<<<<

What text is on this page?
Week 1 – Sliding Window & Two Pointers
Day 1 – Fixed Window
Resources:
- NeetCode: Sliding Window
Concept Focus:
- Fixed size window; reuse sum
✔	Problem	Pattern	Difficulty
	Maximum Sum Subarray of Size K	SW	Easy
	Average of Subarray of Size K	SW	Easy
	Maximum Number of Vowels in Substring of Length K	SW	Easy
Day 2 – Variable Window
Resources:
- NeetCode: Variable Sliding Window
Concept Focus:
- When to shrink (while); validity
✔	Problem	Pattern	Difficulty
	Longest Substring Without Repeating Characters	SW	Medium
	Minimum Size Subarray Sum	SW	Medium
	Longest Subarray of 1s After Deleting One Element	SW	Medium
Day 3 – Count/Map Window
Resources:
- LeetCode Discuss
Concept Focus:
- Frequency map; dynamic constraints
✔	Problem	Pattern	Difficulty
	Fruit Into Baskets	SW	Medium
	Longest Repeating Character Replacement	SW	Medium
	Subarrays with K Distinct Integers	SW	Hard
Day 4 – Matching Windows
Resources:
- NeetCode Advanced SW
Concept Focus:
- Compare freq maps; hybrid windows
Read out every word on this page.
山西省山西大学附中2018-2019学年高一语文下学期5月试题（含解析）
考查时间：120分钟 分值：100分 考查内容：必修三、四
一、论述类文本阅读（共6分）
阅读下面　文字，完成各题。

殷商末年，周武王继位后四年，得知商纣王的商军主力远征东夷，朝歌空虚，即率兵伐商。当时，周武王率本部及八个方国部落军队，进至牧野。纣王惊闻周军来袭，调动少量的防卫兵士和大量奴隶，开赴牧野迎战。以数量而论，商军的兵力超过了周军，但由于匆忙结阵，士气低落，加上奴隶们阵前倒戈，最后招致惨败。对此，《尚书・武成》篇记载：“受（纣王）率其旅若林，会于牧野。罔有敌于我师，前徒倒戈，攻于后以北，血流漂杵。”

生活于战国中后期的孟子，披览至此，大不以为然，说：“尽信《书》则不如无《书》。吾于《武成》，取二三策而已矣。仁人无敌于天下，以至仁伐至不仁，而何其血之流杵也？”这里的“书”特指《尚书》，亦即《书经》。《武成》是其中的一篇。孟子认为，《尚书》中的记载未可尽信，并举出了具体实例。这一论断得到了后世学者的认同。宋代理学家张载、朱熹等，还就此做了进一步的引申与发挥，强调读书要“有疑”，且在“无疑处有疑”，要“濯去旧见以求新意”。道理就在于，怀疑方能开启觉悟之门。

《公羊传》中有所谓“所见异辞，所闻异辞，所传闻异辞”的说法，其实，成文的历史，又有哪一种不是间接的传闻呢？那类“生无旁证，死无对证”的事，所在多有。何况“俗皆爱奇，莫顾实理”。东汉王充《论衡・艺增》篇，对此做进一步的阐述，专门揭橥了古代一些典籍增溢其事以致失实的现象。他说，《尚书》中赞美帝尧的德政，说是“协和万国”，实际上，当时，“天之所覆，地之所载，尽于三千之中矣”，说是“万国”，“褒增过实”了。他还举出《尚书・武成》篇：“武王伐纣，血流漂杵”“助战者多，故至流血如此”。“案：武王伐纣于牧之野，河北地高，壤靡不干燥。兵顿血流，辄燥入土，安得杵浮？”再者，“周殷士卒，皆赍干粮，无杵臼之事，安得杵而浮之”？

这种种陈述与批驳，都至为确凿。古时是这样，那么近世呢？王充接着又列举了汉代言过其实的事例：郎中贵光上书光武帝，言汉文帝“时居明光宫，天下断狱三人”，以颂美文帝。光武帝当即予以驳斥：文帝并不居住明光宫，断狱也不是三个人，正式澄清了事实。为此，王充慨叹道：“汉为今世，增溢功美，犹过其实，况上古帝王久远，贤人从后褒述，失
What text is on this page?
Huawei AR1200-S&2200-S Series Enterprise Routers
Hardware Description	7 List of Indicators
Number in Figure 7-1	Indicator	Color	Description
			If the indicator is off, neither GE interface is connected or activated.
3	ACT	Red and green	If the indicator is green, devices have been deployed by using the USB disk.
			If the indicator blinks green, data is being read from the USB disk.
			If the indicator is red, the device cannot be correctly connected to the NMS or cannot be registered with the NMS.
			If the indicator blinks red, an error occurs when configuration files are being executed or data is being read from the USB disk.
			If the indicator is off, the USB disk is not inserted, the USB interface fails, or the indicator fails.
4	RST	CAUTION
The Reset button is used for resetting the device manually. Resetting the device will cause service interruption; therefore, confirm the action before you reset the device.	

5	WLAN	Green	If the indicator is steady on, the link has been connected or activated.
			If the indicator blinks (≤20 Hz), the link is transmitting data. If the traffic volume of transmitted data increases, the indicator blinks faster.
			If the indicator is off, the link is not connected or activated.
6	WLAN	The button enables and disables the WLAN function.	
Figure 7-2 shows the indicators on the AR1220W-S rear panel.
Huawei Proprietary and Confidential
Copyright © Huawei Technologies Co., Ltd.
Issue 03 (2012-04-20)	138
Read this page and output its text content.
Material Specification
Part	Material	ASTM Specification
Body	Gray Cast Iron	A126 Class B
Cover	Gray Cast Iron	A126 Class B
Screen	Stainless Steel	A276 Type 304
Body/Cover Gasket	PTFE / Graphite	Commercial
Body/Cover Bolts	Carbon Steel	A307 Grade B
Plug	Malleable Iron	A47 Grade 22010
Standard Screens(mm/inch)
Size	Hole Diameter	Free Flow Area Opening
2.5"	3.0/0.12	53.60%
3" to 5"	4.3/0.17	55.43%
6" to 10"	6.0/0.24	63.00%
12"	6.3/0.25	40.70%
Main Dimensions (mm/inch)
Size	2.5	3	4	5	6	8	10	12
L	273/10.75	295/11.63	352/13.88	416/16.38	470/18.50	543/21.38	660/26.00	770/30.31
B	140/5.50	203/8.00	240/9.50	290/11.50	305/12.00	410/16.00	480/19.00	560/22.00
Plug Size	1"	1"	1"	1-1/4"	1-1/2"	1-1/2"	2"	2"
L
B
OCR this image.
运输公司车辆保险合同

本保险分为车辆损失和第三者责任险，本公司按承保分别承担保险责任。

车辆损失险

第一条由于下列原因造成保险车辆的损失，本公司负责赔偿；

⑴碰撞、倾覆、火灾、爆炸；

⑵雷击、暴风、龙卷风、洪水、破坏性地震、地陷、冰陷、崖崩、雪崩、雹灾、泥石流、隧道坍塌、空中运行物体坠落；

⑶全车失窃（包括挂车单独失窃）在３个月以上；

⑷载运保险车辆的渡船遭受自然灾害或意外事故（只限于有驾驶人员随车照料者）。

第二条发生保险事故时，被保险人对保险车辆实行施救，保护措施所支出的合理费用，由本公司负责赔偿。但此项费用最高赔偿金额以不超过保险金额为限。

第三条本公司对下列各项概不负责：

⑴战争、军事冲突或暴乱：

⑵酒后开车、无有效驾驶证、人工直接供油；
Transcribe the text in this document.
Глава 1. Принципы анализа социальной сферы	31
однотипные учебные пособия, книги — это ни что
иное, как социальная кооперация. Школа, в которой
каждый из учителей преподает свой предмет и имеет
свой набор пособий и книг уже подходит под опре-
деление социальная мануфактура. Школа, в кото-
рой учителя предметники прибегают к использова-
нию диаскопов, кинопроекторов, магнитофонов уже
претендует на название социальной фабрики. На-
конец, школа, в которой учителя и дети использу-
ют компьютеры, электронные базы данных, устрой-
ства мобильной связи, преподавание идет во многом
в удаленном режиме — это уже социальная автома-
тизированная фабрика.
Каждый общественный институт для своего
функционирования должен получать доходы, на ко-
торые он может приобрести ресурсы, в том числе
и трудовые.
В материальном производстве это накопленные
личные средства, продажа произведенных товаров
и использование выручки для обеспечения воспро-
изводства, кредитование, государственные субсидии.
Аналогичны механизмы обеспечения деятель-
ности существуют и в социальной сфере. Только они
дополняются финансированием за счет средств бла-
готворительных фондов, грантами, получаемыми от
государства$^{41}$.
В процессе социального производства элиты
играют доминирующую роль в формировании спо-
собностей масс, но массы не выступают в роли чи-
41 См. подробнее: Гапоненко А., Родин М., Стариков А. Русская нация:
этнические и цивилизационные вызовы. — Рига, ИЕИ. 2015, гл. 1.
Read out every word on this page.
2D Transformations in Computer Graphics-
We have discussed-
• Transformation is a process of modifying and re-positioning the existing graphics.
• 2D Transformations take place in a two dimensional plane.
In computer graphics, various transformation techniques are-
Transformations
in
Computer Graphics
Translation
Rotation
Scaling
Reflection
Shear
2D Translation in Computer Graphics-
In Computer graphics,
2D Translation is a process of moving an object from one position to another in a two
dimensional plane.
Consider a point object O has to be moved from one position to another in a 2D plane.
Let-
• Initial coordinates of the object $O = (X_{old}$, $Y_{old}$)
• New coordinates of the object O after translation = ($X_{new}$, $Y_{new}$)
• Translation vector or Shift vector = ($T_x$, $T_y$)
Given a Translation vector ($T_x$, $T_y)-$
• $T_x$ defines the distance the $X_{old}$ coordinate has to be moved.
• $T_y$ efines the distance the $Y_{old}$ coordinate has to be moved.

>>>>

-- What you have to do --
Say how many lines in the records hold "Description", with the number as the whole reply.

-- Output for this task --
2